● **INSTRUCTIONS FOR THE TASK**
Only the number is wanted: count the lines in the data with "機能停止設定" in them.

((

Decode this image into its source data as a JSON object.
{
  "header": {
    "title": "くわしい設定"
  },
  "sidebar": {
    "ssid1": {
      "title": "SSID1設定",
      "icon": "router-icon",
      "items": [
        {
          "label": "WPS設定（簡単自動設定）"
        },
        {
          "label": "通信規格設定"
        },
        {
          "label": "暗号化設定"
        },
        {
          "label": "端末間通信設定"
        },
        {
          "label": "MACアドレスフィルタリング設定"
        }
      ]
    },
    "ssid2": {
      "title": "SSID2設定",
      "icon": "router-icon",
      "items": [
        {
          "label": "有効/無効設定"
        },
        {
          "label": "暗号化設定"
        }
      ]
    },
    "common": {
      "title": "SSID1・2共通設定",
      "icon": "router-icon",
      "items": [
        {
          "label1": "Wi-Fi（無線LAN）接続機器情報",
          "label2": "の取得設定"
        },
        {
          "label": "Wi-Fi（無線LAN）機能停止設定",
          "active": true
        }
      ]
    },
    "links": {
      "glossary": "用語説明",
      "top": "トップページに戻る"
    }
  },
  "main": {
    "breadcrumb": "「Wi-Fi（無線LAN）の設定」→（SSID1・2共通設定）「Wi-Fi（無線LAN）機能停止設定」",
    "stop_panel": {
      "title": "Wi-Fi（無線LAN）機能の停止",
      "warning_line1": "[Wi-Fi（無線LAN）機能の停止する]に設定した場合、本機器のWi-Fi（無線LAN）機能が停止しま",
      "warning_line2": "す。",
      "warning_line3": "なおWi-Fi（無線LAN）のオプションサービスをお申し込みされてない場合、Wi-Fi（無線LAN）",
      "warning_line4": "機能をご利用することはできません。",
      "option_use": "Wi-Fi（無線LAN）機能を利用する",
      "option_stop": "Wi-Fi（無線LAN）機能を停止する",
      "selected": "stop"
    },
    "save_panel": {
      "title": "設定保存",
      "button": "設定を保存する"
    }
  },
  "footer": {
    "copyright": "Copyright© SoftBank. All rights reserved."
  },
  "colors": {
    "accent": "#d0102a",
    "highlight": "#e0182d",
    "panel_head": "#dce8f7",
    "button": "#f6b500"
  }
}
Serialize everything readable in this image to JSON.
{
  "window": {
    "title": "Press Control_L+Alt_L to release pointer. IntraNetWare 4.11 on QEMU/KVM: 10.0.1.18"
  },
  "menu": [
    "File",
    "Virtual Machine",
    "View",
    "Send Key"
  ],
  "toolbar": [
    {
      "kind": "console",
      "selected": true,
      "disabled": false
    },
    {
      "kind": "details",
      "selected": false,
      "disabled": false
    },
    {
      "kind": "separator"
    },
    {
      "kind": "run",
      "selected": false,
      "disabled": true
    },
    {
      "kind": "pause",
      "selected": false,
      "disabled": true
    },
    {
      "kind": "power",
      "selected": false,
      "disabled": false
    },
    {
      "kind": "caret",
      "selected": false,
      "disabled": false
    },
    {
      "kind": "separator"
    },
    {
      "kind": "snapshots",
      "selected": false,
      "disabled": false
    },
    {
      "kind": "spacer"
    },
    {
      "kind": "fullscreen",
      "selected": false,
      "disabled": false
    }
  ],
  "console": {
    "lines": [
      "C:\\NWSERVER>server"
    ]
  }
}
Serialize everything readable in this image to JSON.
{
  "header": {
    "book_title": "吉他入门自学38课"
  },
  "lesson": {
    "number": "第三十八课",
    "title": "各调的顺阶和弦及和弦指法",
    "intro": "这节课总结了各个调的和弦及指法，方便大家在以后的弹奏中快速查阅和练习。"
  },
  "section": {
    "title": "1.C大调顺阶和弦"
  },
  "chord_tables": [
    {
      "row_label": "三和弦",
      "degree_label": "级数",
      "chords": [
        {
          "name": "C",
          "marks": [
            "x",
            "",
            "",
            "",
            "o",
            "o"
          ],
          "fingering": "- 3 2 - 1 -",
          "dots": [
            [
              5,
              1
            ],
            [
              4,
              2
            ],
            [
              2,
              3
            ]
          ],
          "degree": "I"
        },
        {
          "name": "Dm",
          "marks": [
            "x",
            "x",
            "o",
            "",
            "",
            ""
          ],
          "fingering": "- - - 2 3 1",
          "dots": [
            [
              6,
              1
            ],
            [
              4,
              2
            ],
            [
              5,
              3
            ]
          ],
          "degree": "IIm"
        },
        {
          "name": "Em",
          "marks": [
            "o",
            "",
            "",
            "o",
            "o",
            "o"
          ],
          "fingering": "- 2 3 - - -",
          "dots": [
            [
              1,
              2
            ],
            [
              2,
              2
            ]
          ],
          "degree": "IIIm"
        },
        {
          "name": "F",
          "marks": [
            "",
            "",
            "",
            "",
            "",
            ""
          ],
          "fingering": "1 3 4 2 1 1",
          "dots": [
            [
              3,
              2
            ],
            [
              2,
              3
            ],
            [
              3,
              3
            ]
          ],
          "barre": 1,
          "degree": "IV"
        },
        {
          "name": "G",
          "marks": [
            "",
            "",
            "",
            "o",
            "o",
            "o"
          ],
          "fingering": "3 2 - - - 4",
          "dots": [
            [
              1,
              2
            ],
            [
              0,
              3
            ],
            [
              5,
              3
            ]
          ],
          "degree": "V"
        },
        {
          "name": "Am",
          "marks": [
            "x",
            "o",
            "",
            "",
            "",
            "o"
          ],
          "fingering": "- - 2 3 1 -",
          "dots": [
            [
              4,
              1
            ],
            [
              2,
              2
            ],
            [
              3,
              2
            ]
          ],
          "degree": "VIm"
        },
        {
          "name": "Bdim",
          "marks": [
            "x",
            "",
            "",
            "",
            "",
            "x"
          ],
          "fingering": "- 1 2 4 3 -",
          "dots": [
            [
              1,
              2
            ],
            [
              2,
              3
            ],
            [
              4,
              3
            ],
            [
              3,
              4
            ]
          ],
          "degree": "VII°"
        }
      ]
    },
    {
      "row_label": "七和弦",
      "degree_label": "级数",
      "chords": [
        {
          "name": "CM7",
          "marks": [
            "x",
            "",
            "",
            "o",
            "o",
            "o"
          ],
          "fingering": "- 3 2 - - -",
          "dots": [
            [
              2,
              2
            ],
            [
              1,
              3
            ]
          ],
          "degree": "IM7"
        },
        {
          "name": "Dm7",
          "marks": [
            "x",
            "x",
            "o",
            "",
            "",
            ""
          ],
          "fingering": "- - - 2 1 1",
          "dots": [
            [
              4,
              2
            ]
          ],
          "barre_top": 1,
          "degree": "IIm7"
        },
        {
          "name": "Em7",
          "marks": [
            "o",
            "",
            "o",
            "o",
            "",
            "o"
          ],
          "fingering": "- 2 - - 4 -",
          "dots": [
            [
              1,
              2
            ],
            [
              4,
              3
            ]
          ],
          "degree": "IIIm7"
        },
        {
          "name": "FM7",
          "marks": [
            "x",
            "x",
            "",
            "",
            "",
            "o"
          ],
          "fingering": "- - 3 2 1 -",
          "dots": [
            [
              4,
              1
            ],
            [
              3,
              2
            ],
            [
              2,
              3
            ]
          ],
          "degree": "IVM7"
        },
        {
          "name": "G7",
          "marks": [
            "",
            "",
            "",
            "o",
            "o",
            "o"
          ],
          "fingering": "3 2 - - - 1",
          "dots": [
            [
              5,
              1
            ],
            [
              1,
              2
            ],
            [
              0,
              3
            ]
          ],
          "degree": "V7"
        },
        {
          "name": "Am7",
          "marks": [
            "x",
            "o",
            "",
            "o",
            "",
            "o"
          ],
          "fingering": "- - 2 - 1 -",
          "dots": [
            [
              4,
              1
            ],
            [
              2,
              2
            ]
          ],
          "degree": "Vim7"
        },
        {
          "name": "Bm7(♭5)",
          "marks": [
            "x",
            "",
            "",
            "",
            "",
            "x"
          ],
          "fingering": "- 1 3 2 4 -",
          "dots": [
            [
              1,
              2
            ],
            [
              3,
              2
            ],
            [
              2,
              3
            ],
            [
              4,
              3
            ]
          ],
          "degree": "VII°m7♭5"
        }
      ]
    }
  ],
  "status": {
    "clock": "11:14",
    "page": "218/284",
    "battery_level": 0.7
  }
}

))

● **ANSWER BELOW**
2